Task instructions:
Reproduce the records below word for word, beginning at their start and continuing through the line that contains "The diameter of the opening", with both ends included. Leave the pictures out of your answer.
╭─ Given data
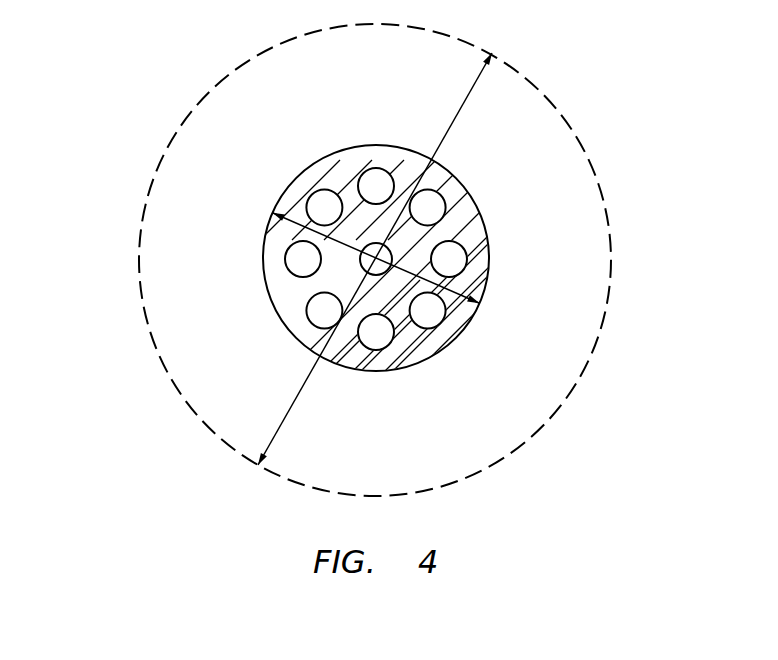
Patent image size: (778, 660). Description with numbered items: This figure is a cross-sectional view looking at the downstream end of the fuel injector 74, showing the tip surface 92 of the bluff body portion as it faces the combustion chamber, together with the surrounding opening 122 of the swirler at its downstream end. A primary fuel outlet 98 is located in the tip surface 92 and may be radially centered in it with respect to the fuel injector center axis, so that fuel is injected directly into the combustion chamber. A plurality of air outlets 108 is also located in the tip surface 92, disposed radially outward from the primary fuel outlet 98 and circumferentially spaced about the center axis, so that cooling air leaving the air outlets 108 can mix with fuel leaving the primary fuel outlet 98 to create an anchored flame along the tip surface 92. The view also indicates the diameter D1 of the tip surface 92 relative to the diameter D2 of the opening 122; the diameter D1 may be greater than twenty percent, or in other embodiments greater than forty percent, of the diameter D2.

The fuel injector 74 is at (583, 98).
The opening 122 is at (141, 305).
The tip surface 92 is at (472, 236).
The air outlets 108 is at (429, 207).
The primary fuel outlet 98 is at (378, 268).
The diameter of the tip surface D1 is at (300, 200).
The diameter of the opening D2 is at (460, 107).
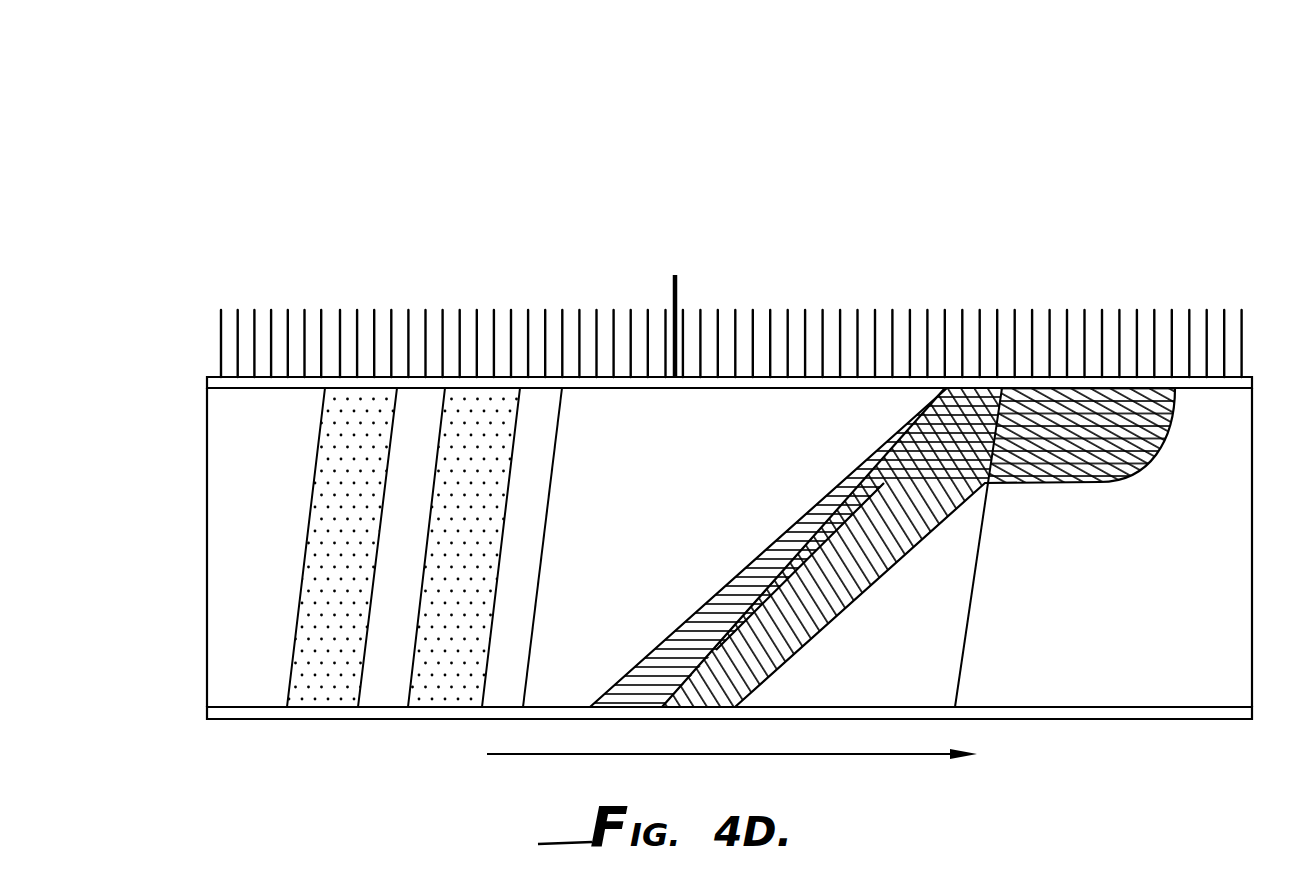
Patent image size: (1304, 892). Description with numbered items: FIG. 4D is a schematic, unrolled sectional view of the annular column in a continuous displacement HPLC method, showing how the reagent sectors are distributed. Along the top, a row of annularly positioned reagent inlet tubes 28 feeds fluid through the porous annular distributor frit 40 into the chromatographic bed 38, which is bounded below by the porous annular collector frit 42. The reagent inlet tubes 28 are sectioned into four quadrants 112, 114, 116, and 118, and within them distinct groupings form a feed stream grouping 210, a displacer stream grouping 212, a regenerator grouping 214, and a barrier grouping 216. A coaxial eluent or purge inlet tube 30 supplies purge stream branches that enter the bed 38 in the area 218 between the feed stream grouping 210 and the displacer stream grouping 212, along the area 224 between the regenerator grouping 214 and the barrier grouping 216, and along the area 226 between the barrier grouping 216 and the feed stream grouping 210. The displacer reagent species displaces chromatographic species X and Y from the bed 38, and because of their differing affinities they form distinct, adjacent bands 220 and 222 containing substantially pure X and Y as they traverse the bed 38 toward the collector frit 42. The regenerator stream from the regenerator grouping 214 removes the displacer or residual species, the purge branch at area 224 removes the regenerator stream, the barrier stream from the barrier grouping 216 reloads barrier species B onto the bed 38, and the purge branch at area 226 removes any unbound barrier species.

The reagent inlet tubes 28 is at (1252, 345).
The eluent inlet tube 30 is at (678, 292).
The chromatographic bed 38 is at (215, 555).
The porous annular distributor frit 40 is at (207, 382).
The porous annular collector frit 42 is at (207, 716).
The first quadrant 112 is at (996, 123).
The second quadrant 114 is at (978, 122).
The third quadrant 116 is at (482, 122).
The fourth quadrant 118 is at (218, 120).
The feed stream grouping 210 is at (1135, 298).
The displacer stream grouping 212 is at (1038, 255).
The regenerator grouping 214 is at (460, 263).
The barrier grouping 216 is at (410, 263).
The area between feed stream grouping and displacer stream grouping 218 is at (1128, 307).
The band of chromatographic species X 220 is at (820, 624).
The band of chromatographic species Y 222 is at (714, 596).
The area between regenerator grouping and barrier grouping 224 is at (520, 303).
The area between barrier grouping and feed stream grouping 226 is at (330, 301).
╰─
Answer below:
Patent image size: (778, 660). Description with numbered items: This figure is a cross-sectional view looking at the downstream end of the fuel injector 74, showing the tip surface 92 of the bluff body portion as it faces the combustion chamber, together with the surrounding opening 122 of the swirler at its downstream end. A primary fuel outlet 98 is located in the tip surface 92 and may be radially centered in it with respect to the fuel injector center axis, so that fuel is injected directly into the combustion chamber. A plurality of air outlets 108 is also located in the tip surface 92, disposed radially outward from the primary fuel outlet 98 and circumferentially spaced about the center axis, so that cooling air leaving the air outlets 108 can mix with fuel leaving the primary fuel outlet 98 to create an anchored flame along the tip surface 92. The view also indicates the diameter D1 of the tip surface 92 relative to the diameter D2 of the opening 122; the diameter D1 may be greater than twenty percent, or in other embodiments greater than forty percent, of the diameter D2.

The fuel injector 74 is at (583, 98).
The opening 122 is at (141, 305).
The tip surface 92 is at (472, 236).
The air outlets 108 is at (429, 207).
The primary fuel outlet 98 is at (378, 268).
The diameter of the tip surface D1 is at (300, 200).
The diameter of the opening D2 is at (460, 107).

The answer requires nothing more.